▶ Instructions for the task:
Look for the word "BlogProject" in the entries below, then copy every line that has it.

(Stored data entries)

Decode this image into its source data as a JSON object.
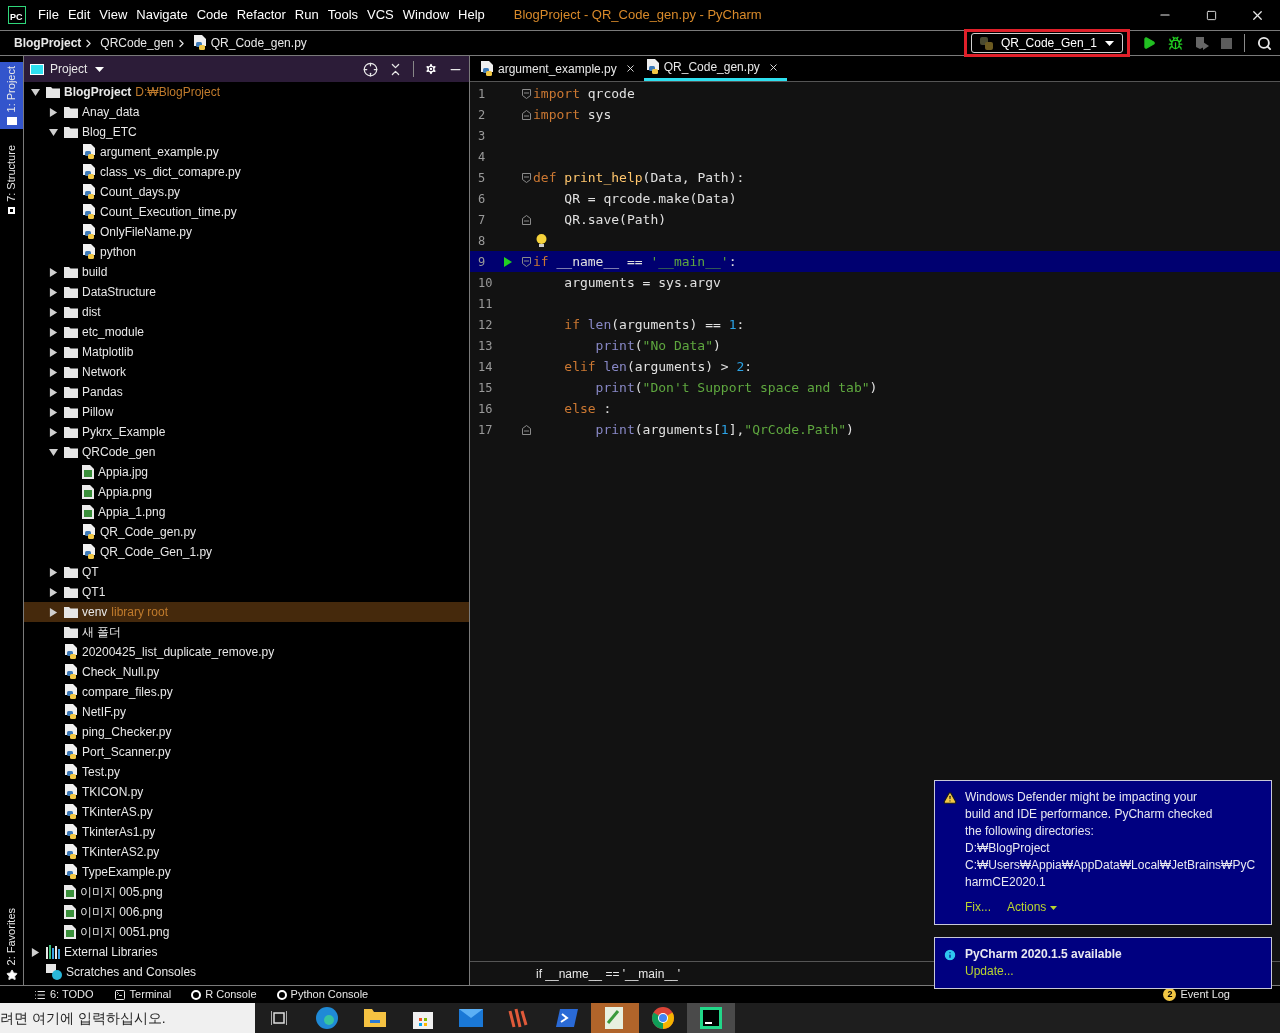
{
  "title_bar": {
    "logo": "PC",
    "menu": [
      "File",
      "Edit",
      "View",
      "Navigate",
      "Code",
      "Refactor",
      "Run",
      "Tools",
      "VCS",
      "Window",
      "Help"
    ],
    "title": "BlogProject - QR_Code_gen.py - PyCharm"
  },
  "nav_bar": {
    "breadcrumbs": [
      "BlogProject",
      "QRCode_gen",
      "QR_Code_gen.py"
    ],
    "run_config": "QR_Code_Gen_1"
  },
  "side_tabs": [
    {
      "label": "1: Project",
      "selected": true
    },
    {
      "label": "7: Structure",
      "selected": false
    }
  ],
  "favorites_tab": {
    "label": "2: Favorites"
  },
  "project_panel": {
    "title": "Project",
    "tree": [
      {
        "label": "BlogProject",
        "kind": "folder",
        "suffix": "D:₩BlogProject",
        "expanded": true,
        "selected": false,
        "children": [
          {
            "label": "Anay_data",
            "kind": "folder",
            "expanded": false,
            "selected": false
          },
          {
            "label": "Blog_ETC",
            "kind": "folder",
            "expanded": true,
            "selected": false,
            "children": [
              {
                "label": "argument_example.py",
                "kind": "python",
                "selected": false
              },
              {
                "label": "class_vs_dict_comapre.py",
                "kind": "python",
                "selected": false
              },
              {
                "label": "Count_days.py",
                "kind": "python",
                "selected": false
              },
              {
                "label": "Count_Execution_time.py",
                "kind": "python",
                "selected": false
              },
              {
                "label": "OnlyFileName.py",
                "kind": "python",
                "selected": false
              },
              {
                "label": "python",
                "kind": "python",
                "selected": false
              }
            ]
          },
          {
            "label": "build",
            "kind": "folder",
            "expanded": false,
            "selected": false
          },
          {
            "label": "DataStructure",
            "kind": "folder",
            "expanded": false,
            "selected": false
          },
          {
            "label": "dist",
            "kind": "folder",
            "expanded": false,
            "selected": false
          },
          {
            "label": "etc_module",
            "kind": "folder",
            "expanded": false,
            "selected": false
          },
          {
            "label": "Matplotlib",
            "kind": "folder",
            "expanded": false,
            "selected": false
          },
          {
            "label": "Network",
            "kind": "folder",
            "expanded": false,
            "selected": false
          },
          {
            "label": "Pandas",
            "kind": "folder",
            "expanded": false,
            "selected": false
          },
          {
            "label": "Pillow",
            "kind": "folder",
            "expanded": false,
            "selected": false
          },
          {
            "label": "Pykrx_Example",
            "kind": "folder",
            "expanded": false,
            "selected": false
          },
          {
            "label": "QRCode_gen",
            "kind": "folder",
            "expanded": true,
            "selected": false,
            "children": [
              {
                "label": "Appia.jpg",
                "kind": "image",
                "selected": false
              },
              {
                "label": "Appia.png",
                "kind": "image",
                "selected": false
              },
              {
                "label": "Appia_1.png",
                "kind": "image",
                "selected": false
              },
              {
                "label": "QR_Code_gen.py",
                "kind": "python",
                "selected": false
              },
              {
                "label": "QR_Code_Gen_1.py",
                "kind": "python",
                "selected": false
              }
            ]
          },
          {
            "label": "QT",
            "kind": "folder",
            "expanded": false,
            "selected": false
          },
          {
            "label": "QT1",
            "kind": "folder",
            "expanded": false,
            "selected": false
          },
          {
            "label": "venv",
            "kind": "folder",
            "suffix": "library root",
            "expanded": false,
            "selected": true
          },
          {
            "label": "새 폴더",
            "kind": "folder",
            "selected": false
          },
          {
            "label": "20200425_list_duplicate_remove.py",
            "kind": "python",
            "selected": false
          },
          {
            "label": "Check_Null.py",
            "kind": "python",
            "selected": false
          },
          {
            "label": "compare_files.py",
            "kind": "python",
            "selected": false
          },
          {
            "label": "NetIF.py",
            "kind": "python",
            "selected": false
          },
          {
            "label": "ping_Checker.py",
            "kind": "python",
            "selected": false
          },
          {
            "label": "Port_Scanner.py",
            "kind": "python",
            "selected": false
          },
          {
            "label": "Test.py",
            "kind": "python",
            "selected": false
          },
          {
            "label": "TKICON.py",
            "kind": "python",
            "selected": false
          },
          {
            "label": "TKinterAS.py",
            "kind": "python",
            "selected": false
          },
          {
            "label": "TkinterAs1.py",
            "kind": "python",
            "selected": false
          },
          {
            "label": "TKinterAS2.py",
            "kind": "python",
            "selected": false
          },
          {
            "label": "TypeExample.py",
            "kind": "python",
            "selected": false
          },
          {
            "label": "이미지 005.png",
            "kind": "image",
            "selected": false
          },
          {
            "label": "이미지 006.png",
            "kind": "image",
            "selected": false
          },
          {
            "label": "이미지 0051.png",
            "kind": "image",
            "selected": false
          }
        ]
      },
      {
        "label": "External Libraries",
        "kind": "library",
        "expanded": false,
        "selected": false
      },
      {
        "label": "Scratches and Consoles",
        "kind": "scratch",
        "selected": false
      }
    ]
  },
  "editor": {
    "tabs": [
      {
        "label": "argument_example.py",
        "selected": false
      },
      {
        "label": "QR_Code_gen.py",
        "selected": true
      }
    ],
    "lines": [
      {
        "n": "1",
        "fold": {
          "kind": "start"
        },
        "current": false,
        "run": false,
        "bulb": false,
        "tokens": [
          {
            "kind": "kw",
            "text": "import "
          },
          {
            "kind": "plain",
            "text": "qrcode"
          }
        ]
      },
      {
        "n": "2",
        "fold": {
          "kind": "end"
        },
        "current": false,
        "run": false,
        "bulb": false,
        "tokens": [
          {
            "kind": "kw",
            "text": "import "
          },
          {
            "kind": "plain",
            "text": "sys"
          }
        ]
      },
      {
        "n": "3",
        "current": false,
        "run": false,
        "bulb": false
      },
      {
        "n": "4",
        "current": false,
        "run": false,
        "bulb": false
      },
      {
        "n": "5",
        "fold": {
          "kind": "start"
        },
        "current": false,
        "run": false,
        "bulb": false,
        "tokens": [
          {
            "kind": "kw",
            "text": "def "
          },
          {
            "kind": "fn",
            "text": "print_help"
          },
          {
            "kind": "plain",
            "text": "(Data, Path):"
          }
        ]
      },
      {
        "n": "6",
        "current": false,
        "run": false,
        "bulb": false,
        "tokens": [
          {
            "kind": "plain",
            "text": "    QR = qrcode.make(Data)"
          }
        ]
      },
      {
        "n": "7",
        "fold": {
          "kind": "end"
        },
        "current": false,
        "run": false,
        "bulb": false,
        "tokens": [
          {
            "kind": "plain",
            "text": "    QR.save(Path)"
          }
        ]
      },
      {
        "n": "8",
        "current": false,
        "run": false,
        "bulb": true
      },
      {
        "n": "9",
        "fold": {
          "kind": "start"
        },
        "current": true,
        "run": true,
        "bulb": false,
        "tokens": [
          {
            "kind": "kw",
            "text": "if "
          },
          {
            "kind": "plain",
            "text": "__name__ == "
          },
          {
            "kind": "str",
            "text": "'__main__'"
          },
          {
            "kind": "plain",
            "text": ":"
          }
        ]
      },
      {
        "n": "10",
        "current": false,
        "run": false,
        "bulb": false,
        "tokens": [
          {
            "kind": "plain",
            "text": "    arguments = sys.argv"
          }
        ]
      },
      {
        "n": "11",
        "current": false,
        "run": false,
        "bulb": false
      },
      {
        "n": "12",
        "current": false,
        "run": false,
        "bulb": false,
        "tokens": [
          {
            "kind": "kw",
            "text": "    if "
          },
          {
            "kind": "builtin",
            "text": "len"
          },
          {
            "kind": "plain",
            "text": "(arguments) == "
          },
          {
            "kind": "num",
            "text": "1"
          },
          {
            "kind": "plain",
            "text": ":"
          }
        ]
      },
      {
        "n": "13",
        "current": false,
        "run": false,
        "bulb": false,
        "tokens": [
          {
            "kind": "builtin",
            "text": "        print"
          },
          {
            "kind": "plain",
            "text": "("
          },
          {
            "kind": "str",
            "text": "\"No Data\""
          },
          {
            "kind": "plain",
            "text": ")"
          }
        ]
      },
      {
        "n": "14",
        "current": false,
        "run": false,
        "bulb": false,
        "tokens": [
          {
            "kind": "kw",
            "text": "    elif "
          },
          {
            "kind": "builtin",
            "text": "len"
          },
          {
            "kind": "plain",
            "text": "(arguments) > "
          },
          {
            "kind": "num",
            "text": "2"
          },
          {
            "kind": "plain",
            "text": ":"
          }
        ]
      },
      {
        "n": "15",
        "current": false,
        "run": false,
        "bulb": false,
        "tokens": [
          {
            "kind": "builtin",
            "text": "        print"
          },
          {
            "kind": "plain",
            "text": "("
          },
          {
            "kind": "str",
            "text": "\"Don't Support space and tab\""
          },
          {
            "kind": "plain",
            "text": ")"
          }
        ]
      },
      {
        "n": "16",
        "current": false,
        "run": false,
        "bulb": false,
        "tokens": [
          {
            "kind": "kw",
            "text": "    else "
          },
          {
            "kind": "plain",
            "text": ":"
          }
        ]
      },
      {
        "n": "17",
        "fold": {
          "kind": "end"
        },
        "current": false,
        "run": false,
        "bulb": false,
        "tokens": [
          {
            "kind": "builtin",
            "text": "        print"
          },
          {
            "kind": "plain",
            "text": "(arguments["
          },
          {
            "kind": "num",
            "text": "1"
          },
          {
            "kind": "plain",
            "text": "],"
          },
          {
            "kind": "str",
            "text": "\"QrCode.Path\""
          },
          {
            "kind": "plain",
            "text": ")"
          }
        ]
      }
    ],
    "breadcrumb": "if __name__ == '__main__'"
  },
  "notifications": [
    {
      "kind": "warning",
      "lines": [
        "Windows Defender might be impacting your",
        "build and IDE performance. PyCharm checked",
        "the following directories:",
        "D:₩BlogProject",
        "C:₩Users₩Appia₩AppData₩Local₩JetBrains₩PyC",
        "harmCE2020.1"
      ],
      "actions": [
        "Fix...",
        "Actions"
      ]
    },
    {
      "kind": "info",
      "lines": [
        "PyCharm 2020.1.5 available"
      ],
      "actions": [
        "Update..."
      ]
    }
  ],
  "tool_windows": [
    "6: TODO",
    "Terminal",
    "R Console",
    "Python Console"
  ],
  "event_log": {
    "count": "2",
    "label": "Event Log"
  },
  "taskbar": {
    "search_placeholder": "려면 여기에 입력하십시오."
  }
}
==
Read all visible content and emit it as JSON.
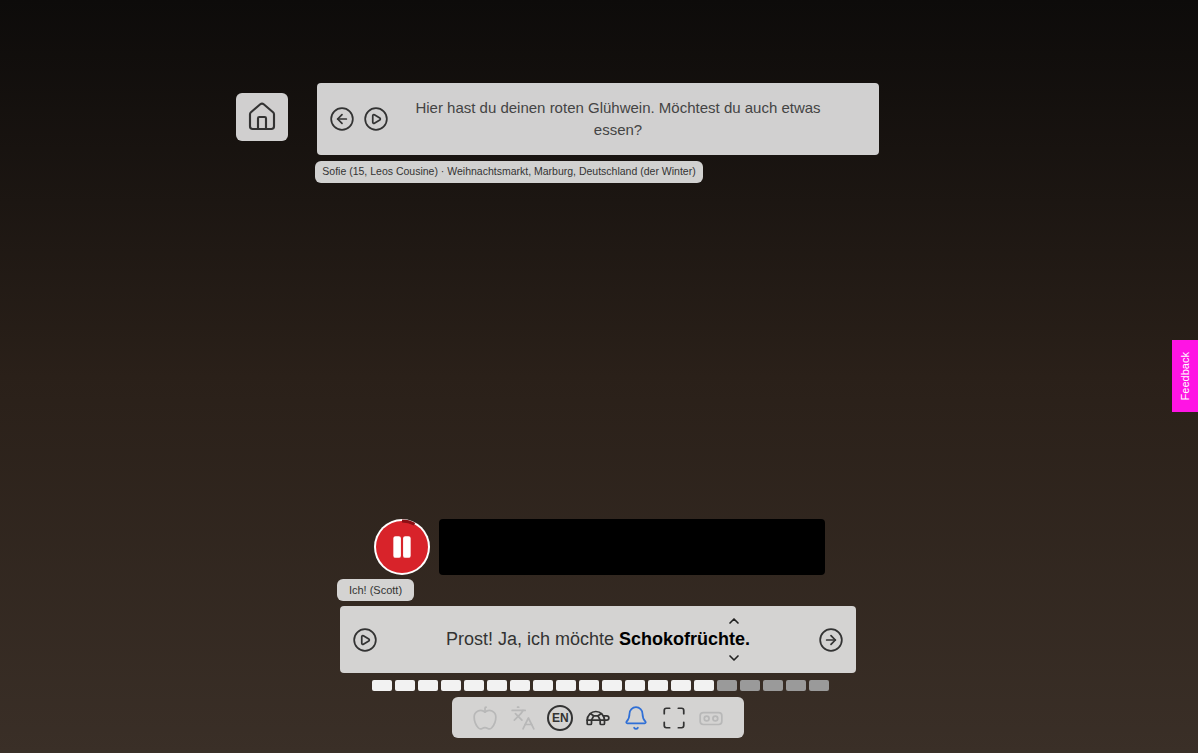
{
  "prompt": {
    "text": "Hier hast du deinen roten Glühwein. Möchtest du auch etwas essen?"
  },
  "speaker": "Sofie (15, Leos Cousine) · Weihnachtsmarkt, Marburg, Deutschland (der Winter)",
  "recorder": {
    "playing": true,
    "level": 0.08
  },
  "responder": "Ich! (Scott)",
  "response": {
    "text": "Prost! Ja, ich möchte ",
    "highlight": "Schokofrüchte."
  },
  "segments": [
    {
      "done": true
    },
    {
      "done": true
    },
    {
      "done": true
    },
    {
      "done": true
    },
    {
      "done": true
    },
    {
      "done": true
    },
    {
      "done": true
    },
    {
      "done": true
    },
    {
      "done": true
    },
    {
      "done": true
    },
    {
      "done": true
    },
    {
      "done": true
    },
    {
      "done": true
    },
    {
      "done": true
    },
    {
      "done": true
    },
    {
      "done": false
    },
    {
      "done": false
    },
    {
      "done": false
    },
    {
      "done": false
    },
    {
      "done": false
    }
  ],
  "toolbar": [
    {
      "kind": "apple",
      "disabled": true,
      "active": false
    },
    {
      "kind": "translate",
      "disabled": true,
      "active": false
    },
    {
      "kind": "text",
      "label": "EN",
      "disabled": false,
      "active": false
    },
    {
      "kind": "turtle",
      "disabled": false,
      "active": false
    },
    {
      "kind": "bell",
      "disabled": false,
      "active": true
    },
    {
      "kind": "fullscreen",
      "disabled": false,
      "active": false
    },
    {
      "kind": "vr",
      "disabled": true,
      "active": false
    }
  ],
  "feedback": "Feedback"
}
* * *
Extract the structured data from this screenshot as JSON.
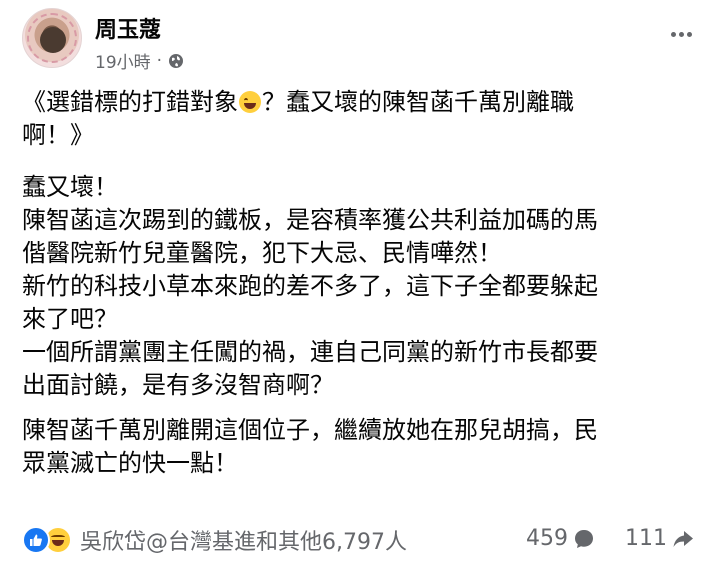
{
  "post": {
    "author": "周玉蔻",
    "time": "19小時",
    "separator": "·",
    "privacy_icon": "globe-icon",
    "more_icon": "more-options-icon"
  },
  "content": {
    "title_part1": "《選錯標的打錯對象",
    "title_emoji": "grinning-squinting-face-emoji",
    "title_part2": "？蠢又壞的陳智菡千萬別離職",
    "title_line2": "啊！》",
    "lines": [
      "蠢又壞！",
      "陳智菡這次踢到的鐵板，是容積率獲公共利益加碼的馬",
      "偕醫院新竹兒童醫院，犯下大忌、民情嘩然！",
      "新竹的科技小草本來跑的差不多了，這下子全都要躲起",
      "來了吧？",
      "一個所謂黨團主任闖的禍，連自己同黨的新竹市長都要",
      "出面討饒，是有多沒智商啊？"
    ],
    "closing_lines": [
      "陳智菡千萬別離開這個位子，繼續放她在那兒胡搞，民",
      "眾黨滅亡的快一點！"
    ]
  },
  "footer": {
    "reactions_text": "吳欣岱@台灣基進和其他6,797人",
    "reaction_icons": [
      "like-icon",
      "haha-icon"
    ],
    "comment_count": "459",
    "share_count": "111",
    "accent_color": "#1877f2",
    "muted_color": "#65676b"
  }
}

▶ Solution for this problem:
    "title": "BlogProject - QR_Code_gen.py - PyCharm"
      "BlogProject",
        "label": "BlogProject",
        "suffix": "D:₩BlogProject",
        "D:₩BlogProject",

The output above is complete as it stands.